What you have to do:
Count how many lines contain the word "Predicted". Please give only the number.
Start Data for processing
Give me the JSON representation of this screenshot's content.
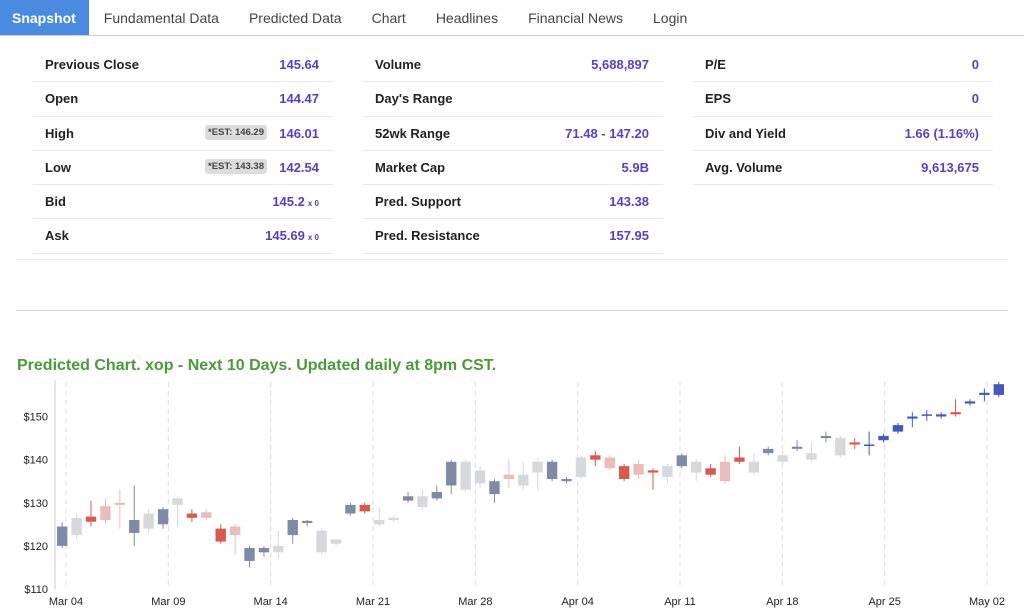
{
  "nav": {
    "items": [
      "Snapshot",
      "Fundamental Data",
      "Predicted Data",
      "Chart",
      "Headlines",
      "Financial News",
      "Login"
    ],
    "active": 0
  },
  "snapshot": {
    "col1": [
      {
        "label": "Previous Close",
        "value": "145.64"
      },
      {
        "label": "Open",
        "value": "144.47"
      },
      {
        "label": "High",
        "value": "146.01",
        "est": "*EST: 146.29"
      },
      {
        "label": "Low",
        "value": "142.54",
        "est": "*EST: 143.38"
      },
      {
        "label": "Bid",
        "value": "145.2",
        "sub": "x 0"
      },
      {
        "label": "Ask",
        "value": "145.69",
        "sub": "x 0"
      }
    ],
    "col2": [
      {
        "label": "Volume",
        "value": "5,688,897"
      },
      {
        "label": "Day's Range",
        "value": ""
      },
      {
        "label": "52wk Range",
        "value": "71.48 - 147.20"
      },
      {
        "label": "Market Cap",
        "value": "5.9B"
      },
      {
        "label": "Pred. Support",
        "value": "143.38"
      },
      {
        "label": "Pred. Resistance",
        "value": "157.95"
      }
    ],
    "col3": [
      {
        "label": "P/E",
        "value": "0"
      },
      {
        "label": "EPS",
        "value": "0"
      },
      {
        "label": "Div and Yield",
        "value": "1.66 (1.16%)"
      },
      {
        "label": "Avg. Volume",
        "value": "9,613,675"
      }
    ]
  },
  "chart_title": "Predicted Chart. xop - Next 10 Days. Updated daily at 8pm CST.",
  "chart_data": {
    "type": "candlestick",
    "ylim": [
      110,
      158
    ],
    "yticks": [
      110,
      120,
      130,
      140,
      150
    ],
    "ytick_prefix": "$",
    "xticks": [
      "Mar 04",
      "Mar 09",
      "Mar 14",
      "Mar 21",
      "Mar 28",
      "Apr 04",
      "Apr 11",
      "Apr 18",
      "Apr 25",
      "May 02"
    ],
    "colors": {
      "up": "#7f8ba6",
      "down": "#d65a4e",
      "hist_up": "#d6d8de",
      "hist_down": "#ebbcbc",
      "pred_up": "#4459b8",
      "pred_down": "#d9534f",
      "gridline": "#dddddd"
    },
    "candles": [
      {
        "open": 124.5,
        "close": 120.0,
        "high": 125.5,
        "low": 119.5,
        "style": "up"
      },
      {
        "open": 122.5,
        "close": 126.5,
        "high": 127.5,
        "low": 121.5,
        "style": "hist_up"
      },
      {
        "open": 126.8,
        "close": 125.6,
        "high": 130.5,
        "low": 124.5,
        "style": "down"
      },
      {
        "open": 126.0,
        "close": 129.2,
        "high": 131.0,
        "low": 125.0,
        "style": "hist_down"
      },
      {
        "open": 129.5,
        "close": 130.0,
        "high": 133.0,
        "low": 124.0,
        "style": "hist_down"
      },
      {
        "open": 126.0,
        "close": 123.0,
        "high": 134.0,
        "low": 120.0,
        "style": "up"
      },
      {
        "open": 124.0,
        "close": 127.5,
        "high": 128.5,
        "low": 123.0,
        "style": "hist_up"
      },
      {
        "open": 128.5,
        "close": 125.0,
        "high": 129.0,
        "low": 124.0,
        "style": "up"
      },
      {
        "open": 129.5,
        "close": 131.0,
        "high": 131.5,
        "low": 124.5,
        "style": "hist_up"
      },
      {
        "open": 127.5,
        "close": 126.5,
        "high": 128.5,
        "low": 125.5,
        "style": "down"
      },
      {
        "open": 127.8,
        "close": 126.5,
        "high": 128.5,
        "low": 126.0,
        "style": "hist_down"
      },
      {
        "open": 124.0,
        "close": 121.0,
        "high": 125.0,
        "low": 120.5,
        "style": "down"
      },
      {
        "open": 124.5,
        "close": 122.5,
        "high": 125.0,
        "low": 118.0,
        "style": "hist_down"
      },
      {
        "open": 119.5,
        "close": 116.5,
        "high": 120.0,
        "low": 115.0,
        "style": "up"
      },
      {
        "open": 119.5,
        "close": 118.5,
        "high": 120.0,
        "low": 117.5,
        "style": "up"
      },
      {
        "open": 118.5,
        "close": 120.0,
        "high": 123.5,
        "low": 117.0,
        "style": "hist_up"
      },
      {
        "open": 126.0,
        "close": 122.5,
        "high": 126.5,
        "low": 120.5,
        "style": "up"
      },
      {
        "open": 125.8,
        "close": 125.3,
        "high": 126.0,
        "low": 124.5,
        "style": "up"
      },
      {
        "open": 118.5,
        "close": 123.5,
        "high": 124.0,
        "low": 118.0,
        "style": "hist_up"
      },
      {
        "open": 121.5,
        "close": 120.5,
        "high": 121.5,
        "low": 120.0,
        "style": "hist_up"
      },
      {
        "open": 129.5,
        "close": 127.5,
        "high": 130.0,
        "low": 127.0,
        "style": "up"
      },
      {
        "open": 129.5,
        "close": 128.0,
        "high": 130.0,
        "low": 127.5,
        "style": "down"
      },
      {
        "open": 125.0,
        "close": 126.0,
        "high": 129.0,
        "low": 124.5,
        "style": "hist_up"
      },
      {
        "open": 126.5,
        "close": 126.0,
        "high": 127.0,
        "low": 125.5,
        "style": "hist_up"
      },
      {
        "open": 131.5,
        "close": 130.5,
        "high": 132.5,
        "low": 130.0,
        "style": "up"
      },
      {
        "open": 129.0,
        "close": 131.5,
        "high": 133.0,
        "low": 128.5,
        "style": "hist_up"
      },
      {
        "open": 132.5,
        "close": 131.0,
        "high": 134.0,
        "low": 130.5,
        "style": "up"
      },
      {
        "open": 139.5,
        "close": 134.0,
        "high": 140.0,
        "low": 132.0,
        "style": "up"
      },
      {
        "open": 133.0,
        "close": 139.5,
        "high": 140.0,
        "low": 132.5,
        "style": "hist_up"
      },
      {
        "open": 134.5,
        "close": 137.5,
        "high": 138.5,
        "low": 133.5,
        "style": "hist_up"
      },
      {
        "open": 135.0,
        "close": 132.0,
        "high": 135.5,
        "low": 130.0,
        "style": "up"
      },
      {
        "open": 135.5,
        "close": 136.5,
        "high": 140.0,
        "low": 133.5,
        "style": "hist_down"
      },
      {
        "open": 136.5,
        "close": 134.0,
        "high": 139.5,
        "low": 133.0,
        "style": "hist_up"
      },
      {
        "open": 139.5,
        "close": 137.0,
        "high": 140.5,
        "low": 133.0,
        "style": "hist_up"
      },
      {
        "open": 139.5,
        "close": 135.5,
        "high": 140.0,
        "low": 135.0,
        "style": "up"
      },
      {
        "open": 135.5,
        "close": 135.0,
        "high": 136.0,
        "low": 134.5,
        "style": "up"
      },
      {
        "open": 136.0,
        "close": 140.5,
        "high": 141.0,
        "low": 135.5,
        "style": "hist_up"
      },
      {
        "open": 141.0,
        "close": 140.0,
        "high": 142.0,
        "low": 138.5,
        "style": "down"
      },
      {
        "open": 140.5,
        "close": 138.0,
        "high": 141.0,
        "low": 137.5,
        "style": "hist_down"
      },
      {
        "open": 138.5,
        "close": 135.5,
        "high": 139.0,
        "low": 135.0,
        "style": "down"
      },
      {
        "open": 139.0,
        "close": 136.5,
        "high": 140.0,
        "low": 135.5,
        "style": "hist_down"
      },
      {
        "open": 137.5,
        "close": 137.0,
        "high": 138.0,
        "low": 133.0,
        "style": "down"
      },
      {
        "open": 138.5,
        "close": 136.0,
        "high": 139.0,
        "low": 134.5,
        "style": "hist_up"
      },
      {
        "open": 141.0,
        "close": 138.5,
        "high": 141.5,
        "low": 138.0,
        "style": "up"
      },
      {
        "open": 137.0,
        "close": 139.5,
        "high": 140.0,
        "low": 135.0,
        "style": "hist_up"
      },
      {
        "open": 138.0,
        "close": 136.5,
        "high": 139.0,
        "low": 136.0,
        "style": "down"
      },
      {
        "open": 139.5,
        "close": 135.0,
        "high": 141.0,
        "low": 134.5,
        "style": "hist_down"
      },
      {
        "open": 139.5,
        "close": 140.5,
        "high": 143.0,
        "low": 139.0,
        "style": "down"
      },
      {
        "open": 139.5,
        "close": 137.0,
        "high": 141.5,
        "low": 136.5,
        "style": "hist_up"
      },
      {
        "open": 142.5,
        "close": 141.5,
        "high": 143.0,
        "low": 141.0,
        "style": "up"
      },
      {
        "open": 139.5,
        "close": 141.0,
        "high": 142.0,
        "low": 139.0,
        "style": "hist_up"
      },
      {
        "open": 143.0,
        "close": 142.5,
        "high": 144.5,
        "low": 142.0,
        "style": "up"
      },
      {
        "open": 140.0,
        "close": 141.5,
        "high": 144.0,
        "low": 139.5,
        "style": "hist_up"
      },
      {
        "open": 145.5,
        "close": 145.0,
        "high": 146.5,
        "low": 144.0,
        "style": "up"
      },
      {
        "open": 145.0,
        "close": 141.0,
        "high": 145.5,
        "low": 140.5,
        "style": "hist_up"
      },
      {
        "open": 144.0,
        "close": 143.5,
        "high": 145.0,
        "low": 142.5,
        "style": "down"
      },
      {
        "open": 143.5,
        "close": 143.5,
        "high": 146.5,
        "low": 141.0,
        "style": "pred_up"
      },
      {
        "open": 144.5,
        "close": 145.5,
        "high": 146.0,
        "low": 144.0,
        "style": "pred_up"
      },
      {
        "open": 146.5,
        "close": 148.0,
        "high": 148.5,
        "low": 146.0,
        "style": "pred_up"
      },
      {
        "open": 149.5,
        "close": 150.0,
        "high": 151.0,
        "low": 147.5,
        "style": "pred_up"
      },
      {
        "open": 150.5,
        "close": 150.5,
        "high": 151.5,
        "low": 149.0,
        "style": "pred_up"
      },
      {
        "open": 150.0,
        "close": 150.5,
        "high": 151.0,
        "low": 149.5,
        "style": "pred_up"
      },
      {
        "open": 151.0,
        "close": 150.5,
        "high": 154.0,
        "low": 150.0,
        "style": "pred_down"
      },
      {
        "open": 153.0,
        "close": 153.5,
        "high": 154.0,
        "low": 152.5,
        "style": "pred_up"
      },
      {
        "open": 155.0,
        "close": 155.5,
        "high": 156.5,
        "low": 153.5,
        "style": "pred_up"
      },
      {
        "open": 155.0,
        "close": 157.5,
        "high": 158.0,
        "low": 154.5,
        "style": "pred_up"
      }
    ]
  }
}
End Data for processing
Full answer:
2